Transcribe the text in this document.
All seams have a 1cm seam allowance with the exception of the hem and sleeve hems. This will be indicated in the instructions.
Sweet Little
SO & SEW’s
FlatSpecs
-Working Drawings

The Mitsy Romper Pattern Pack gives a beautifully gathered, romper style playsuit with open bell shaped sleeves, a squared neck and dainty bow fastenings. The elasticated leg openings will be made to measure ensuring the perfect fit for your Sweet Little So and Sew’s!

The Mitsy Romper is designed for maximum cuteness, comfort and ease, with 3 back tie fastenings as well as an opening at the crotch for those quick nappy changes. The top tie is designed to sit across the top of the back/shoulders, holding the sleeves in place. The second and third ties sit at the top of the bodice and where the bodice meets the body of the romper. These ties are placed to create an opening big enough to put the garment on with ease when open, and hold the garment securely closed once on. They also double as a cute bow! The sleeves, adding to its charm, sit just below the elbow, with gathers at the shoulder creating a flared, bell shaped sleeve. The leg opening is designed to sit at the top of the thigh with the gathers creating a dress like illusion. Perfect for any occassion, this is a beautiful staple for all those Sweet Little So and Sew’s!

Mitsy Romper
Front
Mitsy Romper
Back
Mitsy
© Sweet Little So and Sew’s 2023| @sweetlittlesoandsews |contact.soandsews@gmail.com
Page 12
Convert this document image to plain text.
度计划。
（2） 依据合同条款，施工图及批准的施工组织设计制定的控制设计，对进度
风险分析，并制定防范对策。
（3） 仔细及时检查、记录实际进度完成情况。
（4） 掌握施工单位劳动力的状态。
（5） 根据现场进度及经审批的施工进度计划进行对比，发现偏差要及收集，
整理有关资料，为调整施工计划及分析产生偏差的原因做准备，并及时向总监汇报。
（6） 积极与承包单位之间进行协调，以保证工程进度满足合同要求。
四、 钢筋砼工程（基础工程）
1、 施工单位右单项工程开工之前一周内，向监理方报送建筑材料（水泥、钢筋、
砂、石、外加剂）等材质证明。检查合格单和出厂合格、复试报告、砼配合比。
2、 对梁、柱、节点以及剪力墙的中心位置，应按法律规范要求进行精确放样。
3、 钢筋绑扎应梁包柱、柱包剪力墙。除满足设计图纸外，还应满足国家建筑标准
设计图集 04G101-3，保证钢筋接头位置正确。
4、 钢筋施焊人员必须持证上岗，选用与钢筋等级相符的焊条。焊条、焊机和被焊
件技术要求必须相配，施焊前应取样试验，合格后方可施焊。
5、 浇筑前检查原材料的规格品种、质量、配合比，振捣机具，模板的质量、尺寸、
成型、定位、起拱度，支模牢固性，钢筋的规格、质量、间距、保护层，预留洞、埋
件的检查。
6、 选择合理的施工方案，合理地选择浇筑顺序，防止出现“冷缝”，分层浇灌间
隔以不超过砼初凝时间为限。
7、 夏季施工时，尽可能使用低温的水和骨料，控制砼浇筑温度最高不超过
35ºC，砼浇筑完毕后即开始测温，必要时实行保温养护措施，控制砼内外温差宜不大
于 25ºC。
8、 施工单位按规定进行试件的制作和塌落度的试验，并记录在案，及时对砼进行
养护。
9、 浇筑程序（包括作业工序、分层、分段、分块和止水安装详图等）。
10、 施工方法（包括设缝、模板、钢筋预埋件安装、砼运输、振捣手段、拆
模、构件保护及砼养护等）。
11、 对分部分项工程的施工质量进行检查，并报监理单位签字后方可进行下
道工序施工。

━━━━━━

> [What is being asked]: Look through the entries above; copy every line holding the string "shaped".

> [Output for this exercise]:
The Mitsy Romper Pattern Pack gives a beautifully gathered, romper style playsuit with open bell shaped sleeves, a squared neck and dainty bow fastenings. The elasticated leg openings will be made to measure ensuring the perfect fit for your Sweet Little So and Sew’s!
The Mitsy Romper is designed for maximum cuteness, comfort and ease, with 3 back tie fastenings as well as an opening at the crotch for those quick nappy changes. The top tie is designed to sit across the top of the back/shoulders, holding the sleeves in place. The second and third ties sit at the top of the bodice and where the bodice meets the body of the romper. These ties are placed to create an opening big enough to put the garment on with ease when open, and hold the garment securely closed once on. They also double as a cute bow! The sleeves, adding to its charm, sit just below the elbow, with gathers at the shoulder creating a flared, bell shaped sleeve. The leg opening is designed to sit at the top of the thigh with the gathers creating a dress like illusion. Perfect for any occassion, this is a beautiful staple for all those Sweet Little So and Sew’s!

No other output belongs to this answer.